## EXERCISE DIRECTIONS
Restate all the material verbatim, except for the pictures.

## SUPPLIED RECORDS
--- --- ---
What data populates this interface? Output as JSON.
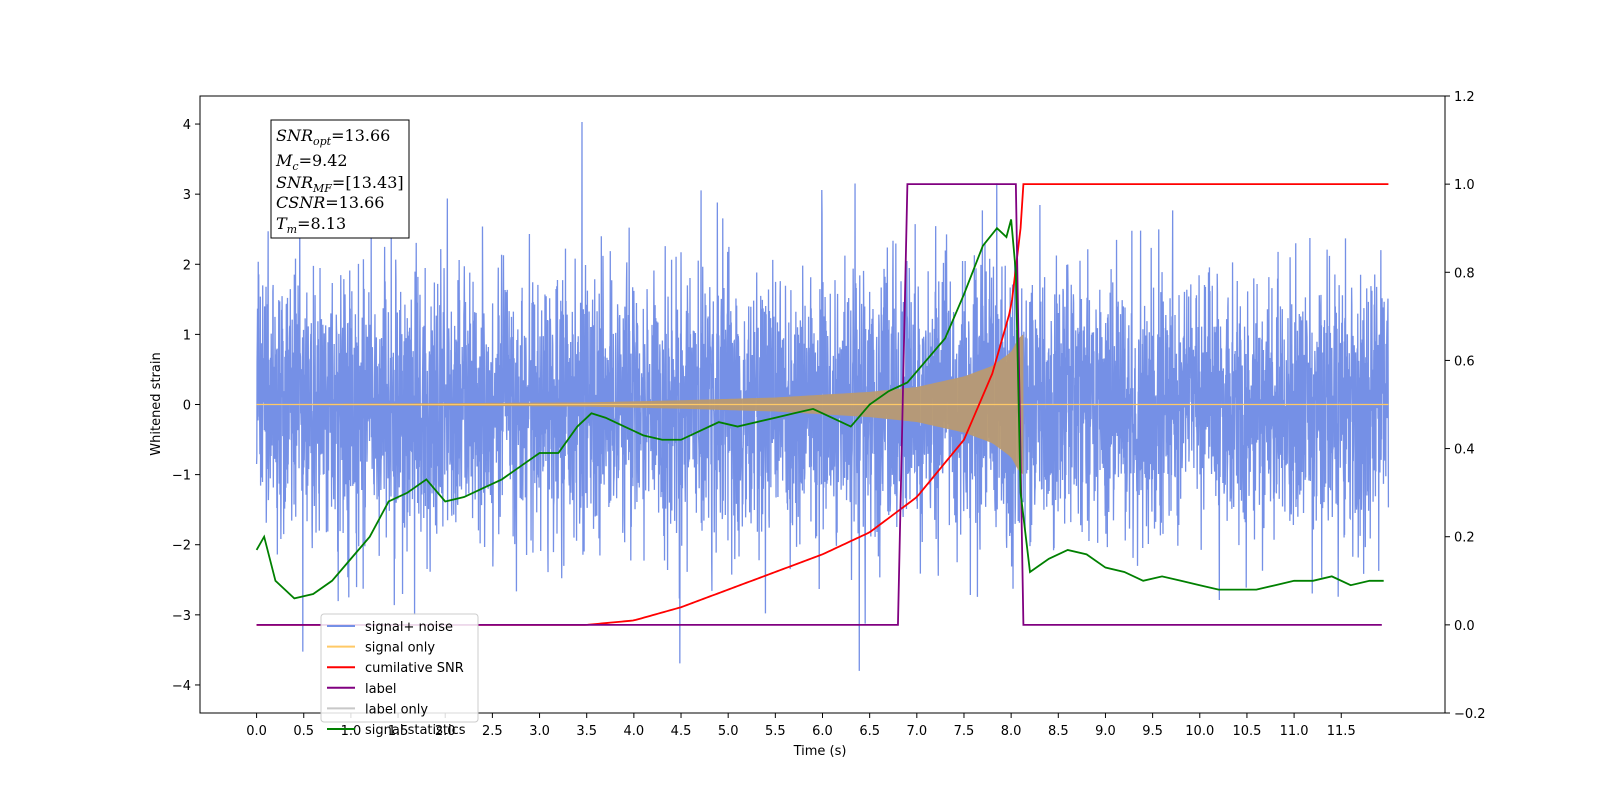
{
  "chart_data": {
    "type": "line",
    "title": "",
    "xlabel": "Time (s)",
    "ylabel": "Whitened strain",
    "xlim": [
      -0.6,
      12.6
    ],
    "ylim": [
      -4.4,
      4.4
    ],
    "y2lim": [
      -0.2,
      1.2
    ],
    "x_ticks": [
      "0.0",
      "0.5",
      "1.0",
      "1.5",
      "2.0",
      "2.5",
      "3.0",
      "3.5",
      "4.0",
      "4.5",
      "5.0",
      "5.5",
      "6.0",
      "6.5",
      "7.0",
      "7.5",
      "8.0",
      "8.5",
      "9.0",
      "9.5",
      "10.0",
      "10.5",
      "11.0",
      "11.5"
    ],
    "y_ticks": [
      "4",
      "3",
      "2",
      "1",
      "0",
      "−1",
      "−2",
      "−3",
      "−4"
    ],
    "y2_ticks": [
      "1.2",
      "1.0",
      "0.8",
      "0.6",
      "0.4",
      "0.2",
      "0.0",
      "−0.2"
    ],
    "grid": false,
    "legend_position": "lower-left",
    "legend": [
      {
        "label": "signal+ noise",
        "color": "#7590e6"
      },
      {
        "label": "signal only",
        "color": "#ffc966"
      },
      {
        "label": "cumilative SNR",
        "color": "#ff0000"
      },
      {
        "label": "label",
        "color": "#800080"
      },
      {
        "label": "label only",
        "color": "#c8c8c8"
      },
      {
        "label": "signal statistics",
        "color": "#008000"
      }
    ],
    "annotation": {
      "SNR_opt": "13.66",
      "M_c": "9.42",
      "SNR_MF": "[13.43]",
      "CSNR": "13.66",
      "T_m": "8.13"
    },
    "series": [
      {
        "name": "signal+ noise",
        "axis": "left",
        "description_values": "noise band, |amplitude| envelope",
        "x_range": [
          0.0,
          12.0
        ],
        "envelope": 1.6,
        "max_spike": 4.1,
        "min_spike": -3.8
      },
      {
        "name": "signal only",
        "axis": "left",
        "x": [
          0,
          3.5,
          4.5,
          5.5,
          6.5,
          7.0,
          7.5,
          7.8,
          8.0,
          8.08,
          8.13
        ],
        "amplitude": [
          0.005,
          0.03,
          0.06,
          0.1,
          0.18,
          0.25,
          0.4,
          0.55,
          0.75,
          0.95,
          1.0
        ]
      },
      {
        "name": "cumilative SNR",
        "axis": "right",
        "x": [
          0,
          3.5,
          4.0,
          4.5,
          5.0,
          5.5,
          6.0,
          6.5,
          7.0,
          7.5,
          7.8,
          8.0,
          8.1,
          8.13,
          12.0
        ],
        "y": [
          0.0,
          0.0,
          0.01,
          0.04,
          0.08,
          0.12,
          0.16,
          0.21,
          0.29,
          0.42,
          0.57,
          0.72,
          0.9,
          1.0,
          1.0
        ]
      },
      {
        "name": "label",
        "axis": "right",
        "x": [
          0,
          6.8,
          6.9,
          8.05,
          8.13,
          11.93
        ],
        "y": [
          0,
          0,
          1,
          1,
          0,
          0
        ]
      },
      {
        "name": "signal statistics",
        "axis": "right",
        "x": [
          0.0,
          0.08,
          0.2,
          0.4,
          0.6,
          0.8,
          1.0,
          1.2,
          1.4,
          1.6,
          1.8,
          2.0,
          2.2,
          2.4,
          2.6,
          2.8,
          3.0,
          3.2,
          3.4,
          3.55,
          3.7,
          3.9,
          4.1,
          4.3,
          4.5,
          4.7,
          4.9,
          5.1,
          5.3,
          5.5,
          5.7,
          5.9,
          6.1,
          6.3,
          6.5,
          6.7,
          6.9,
          7.1,
          7.3,
          7.5,
          7.7,
          7.85,
          7.95,
          8.0,
          8.05,
          8.1,
          8.2,
          8.4,
          8.6,
          8.8,
          9.0,
          9.2,
          9.4,
          9.6,
          9.8,
          10.0,
          10.2,
          10.4,
          10.6,
          10.8,
          11.0,
          11.2,
          11.4,
          11.6,
          11.8,
          11.95
        ],
        "y": [
          0.17,
          0.2,
          0.1,
          0.06,
          0.07,
          0.1,
          0.15,
          0.2,
          0.28,
          0.3,
          0.33,
          0.28,
          0.29,
          0.31,
          0.33,
          0.36,
          0.39,
          0.39,
          0.45,
          0.48,
          0.47,
          0.45,
          0.43,
          0.42,
          0.42,
          0.44,
          0.46,
          0.45,
          0.46,
          0.47,
          0.48,
          0.49,
          0.47,
          0.45,
          0.5,
          0.53,
          0.55,
          0.6,
          0.65,
          0.75,
          0.86,
          0.9,
          0.88,
          0.92,
          0.8,
          0.3,
          0.12,
          0.15,
          0.17,
          0.16,
          0.13,
          0.12,
          0.1,
          0.11,
          0.1,
          0.09,
          0.08,
          0.08,
          0.08,
          0.09,
          0.1,
          0.1,
          0.11,
          0.09,
          0.1,
          0.1
        ]
      }
    ]
  }
}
--- --- ---
## THE RESULT
What data populates this interface? Output as JSON.
{
  "chart_data": {
    "type": "line",
    "title": "",
    "xlabel": "Time (s)",
    "ylabel": "Whitened strain",
    "xlim": [
      -0.6,
      12.6
    ],
    "ylim": [
      -4.4,
      4.4
    ],
    "y2lim": [
      -0.2,
      1.2
    ],
    "x_ticks": [
      "0.0",
      "0.5",
      "1.0",
      "1.5",
      "2.0",
      "2.5",
      "3.0",
      "3.5",
      "4.0",
      "4.5",
      "5.0",
      "5.5",
      "6.0",
      "6.5",
      "7.0",
      "7.5",
      "8.0",
      "8.5",
      "9.0",
      "9.5",
      "10.0",
      "10.5",
      "11.0",
      "11.5"
    ],
    "y_ticks": [
      "4",
      "3",
      "2",
      "1",
      "0",
      "−1",
      "−2",
      "−3",
      "−4"
    ],
    "y2_ticks": [
      "1.2",
      "1.0",
      "0.8",
      "0.6",
      "0.4",
      "0.2",
      "0.0",
      "−0.2"
    ],
    "grid": false,
    "legend_position": "lower-left",
    "legend": [
      {
        "label": "signal+ noise",
        "color": "#7590e6"
      },
      {
        "label": "signal only",
        "color": "#ffc966"
      },
      {
        "label": "cumilative SNR",
        "color": "#ff0000"
      },
      {
        "label": "label",
        "color": "#800080"
      },
      {
        "label": "label only",
        "color": "#c8c8c8"
      },
      {
        "label": "signal statistics",
        "color": "#008000"
      }
    ],
    "annotation": {
      "SNR_opt": "13.66",
      "M_c": "9.42",
      "SNR_MF": "[13.43]",
      "CSNR": "13.66",
      "T_m": "8.13"
    },
    "series": [
      {
        "name": "signal+ noise",
        "axis": "left",
        "description_values": "noise band, |amplitude| envelope",
        "x_range": [
          0.0,
          12.0
        ],
        "envelope": 1.6,
        "max_spike": 4.1,
        "min_spike": -3.8
      },
      {
        "name": "signal only",
        "axis": "left",
        "x": [
          0,
          3.5,
          4.5,
          5.5,
          6.5,
          7.0,
          7.5,
          7.8,
          8.0,
          8.08,
          8.13
        ],
        "amplitude": [
          0.005,
          0.03,
          0.06,
          0.1,
          0.18,
          0.25,
          0.4,
          0.55,
          0.75,
          0.95,
          1.0
        ]
      },
      {
        "name": "cumilative SNR",
        "axis": "right",
        "x": [
          0,
          3.5,
          4.0,
          4.5,
          5.0,
          5.5,
          6.0,
          6.5,
          7.0,
          7.5,
          7.8,
          8.0,
          8.1,
          8.13,
          12.0
        ],
        "y": [
          0.0,
          0.0,
          0.01,
          0.04,
          0.08,
          0.12,
          0.16,
          0.21,
          0.29,
          0.42,
          0.57,
          0.72,
          0.9,
          1.0,
          1.0
        ]
      },
      {
        "name": "label",
        "axis": "right",
        "x": [
          0,
          6.8,
          6.9,
          8.05,
          8.13,
          11.93
        ],
        "y": [
          0,
          0,
          1,
          1,
          0,
          0
        ]
      },
      {
        "name": "signal statistics",
        "axis": "right",
        "x": [
          0.0,
          0.08,
          0.2,
          0.4,
          0.6,
          0.8,
          1.0,
          1.2,
          1.4,
          1.6,
          1.8,
          2.0,
          2.2,
          2.4,
          2.6,
          2.8,
          3.0,
          3.2,
          3.4,
          3.55,
          3.7,
          3.9,
          4.1,
          4.3,
          4.5,
          4.7,
          4.9,
          5.1,
          5.3,
          5.5,
          5.7,
          5.9,
          6.1,
          6.3,
          6.5,
          6.7,
          6.9,
          7.1,
          7.3,
          7.5,
          7.7,
          7.85,
          7.95,
          8.0,
          8.05,
          8.1,
          8.2,
          8.4,
          8.6,
          8.8,
          9.0,
          9.2,
          9.4,
          9.6,
          9.8,
          10.0,
          10.2,
          10.4,
          10.6,
          10.8,
          11.0,
          11.2,
          11.4,
          11.6,
          11.8,
          11.95
        ],
        "y": [
          0.17,
          0.2,
          0.1,
          0.06,
          0.07,
          0.1,
          0.15,
          0.2,
          0.28,
          0.3,
          0.33,
          0.28,
          0.29,
          0.31,
          0.33,
          0.36,
          0.39,
          0.39,
          0.45,
          0.48,
          0.47,
          0.45,
          0.43,
          0.42,
          0.42,
          0.44,
          0.46,
          0.45,
          0.46,
          0.47,
          0.48,
          0.49,
          0.47,
          0.45,
          0.5,
          0.53,
          0.55,
          0.6,
          0.65,
          0.75,
          0.86,
          0.9,
          0.88,
          0.92,
          0.8,
          0.3,
          0.12,
          0.15,
          0.17,
          0.16,
          0.13,
          0.12,
          0.1,
          0.11,
          0.1,
          0.09,
          0.08,
          0.08,
          0.08,
          0.09,
          0.1,
          0.1,
          0.11,
          0.09,
          0.1,
          0.1
        ]
      }
    ]
  }
}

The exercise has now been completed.